Goal of the exercise: Count how many lines hold the word "рождаемости" and give that number as the whole answer.

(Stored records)
* start *

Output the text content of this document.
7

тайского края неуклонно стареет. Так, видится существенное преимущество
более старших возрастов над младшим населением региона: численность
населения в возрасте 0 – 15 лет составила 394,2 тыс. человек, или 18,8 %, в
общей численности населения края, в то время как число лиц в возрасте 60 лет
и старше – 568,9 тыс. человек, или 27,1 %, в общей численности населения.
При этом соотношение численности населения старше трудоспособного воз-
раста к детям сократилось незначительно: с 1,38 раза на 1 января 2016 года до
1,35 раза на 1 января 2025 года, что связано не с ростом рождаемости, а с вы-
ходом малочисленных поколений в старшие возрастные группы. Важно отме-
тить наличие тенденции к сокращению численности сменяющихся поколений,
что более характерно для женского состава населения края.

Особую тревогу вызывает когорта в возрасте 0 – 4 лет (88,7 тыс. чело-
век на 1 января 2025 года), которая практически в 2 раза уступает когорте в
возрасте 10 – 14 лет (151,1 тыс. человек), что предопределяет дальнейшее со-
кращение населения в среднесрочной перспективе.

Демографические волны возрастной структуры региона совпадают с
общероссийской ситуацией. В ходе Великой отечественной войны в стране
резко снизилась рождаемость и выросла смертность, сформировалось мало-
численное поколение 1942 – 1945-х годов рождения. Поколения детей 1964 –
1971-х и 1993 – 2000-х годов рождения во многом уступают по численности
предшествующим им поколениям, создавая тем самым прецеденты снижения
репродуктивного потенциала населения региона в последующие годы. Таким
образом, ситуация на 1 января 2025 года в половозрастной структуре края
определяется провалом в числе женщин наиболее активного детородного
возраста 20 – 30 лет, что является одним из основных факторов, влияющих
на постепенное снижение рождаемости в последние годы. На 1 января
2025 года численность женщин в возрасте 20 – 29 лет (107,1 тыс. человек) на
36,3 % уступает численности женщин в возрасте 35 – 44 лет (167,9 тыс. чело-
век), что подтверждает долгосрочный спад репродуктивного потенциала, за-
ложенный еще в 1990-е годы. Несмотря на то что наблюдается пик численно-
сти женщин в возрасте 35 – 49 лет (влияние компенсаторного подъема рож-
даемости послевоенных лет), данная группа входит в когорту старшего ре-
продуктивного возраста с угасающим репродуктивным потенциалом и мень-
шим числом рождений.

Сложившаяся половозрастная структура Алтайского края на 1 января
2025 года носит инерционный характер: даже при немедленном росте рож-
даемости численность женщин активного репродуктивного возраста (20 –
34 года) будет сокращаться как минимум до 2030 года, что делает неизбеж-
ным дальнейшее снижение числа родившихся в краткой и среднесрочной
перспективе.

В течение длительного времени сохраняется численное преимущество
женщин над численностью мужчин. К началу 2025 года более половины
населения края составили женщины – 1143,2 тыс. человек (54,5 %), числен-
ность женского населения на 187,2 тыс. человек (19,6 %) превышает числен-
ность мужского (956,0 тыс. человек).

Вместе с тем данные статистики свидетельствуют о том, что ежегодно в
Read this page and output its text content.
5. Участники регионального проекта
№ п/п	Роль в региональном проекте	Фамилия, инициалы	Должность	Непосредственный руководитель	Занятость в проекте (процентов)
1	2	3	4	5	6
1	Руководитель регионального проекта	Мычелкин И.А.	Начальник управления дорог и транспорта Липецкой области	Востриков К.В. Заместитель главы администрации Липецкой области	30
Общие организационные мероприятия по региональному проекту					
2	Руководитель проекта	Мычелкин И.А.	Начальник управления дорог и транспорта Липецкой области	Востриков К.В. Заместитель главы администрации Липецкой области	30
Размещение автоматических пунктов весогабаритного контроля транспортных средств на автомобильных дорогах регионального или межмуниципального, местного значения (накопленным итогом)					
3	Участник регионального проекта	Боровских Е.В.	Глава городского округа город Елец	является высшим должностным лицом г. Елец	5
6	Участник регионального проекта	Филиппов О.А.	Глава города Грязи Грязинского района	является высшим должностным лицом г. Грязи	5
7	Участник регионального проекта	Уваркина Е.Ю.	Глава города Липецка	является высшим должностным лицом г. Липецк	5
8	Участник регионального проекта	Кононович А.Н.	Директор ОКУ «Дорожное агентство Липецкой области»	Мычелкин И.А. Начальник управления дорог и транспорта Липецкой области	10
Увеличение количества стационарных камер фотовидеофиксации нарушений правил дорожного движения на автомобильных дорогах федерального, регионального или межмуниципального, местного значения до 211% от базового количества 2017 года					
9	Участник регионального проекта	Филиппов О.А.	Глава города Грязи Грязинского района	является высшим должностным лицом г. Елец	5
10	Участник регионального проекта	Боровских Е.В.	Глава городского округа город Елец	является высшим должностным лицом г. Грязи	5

* end *

The output: 2